TASK BRIEF →
Each line of the listing that contains the word "ages" is to be copied.

THE INPUT →
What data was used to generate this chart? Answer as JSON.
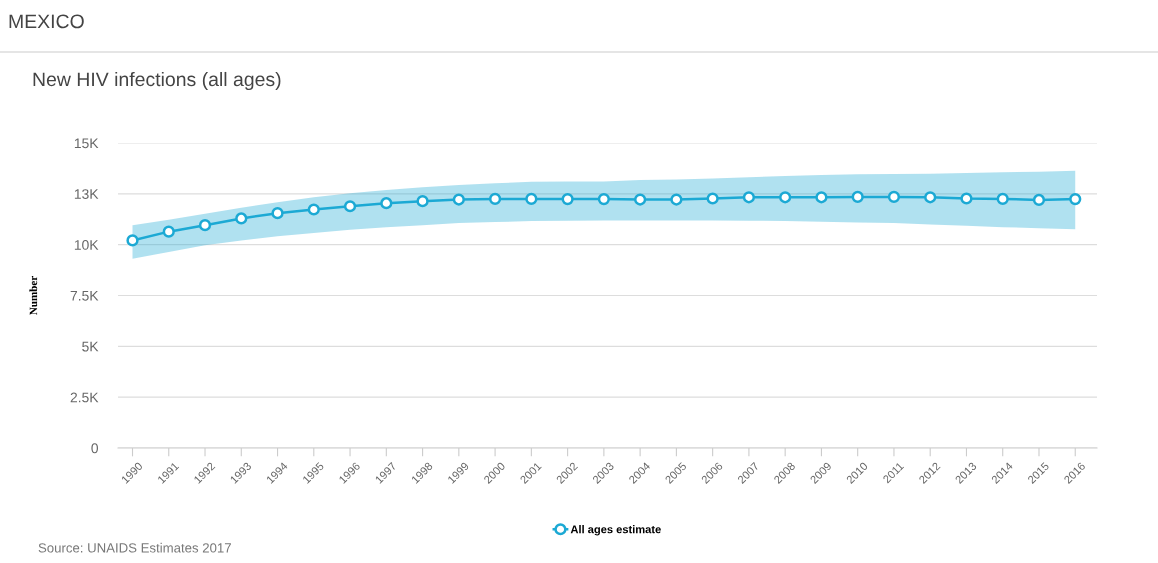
{
  "chart_data": {
    "type": "line",
    "title": "New HIV infections (all ages)",
    "ylabel": "Number",
    "annotations": [
      "MEXICO",
      "Source: UNAIDS Estimates 2017"
    ],
    "categories": [
      "1990",
      "1991",
      "1992",
      "1993",
      "1994",
      "1995",
      "1996",
      "1997",
      "1998",
      "1999",
      "2000",
      "2001",
      "2002",
      "2003",
      "2004",
      "2005",
      "2006",
      "2007",
      "2008",
      "2009",
      "2010",
      "2011",
      "2012",
      "2013",
      "2014",
      "2015",
      "2016"
    ],
    "series": [
      {
        "name": "All ages estimate",
        "color": "#1ca9d4",
        "values": [
          10210,
          10640,
          10960,
          11290,
          11550,
          11730,
          11890,
          12040,
          12140,
          12220,
          12250,
          12250,
          12240,
          12240,
          12220,
          12220,
          12270,
          12330,
          12330,
          12330,
          12350,
          12350,
          12330,
          12270,
          12250,
          12200,
          12240
        ],
        "lower": [
          9310,
          9640,
          9970,
          10210,
          10410,
          10570,
          10730,
          10860,
          10960,
          11060,
          11110,
          11160,
          11180,
          11190,
          11190,
          11190,
          11190,
          11180,
          11160,
          11130,
          11090,
          11060,
          10990,
          10930,
          10860,
          10810,
          10760
        ],
        "upper": [
          10950,
          11220,
          11520,
          11810,
          12090,
          12330,
          12530,
          12690,
          12820,
          12940,
          13020,
          13090,
          13110,
          13110,
          13180,
          13210,
          13260,
          13310,
          13380,
          13430,
          13460,
          13480,
          13490,
          13530,
          13560,
          13590,
          13640
        ]
      }
    ],
    "ylim": [
      0,
      15000
    ],
    "yticks": [
      0,
      {
        "value": 2500,
        "label": "2.5K"
      },
      {
        "value": 5000,
        "label": "5K"
      },
      {
        "value": 7500,
        "label": "7.5K"
      },
      {
        "value": 10000,
        "label": "10K"
      },
      {
        "value": 12500,
        "label": "13K"
      },
      {
        "value": 15000,
        "label": "15K"
      }
    ],
    "grid": "y",
    "legend": "bottom",
    "marker": "circle",
    "line_style": "solid"
  }
}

SOLUTION TO THIS EXERCISE →
    "title": "New HIV infections (all ages)",
        "name": "All ages estimate",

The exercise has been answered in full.